Keep only the lines that hold the string "values", filtering out the rest of the entries below.

↓

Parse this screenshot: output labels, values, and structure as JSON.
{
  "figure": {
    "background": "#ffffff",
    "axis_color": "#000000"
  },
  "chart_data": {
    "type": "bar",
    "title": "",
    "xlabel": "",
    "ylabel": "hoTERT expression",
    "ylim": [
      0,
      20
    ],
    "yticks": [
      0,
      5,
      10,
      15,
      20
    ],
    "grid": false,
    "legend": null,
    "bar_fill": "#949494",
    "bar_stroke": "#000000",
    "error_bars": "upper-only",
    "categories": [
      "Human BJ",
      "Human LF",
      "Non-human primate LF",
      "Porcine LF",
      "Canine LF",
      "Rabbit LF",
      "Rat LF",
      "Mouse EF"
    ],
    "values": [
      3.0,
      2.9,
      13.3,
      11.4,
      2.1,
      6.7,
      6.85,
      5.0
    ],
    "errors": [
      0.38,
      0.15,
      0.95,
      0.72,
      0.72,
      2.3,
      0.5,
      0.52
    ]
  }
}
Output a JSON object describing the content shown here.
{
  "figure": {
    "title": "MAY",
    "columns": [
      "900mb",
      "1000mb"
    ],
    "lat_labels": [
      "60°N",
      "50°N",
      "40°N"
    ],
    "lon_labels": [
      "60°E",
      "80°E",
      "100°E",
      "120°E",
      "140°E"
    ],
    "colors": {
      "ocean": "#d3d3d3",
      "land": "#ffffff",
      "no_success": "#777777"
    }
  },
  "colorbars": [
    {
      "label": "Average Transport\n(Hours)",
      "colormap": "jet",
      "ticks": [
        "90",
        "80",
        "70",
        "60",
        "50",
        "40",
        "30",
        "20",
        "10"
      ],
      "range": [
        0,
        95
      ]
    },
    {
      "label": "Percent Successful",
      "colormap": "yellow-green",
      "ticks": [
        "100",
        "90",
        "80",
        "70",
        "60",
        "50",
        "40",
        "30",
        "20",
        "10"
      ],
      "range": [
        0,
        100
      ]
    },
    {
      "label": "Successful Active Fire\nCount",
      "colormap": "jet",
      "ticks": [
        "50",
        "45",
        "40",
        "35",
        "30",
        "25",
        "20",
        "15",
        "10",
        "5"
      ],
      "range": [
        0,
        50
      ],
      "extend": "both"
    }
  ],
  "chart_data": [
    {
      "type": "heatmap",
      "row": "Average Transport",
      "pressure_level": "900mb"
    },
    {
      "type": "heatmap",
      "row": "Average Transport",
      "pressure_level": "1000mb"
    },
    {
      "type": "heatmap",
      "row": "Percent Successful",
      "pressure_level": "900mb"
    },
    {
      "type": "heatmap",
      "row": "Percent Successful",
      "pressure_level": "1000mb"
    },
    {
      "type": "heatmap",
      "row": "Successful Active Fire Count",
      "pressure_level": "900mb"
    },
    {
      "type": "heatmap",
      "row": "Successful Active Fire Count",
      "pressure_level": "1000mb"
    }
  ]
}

↑

= COMPLETE RESPONSE =
Parse this screenshot: output labels, values, and structure as JSON.
    "values": [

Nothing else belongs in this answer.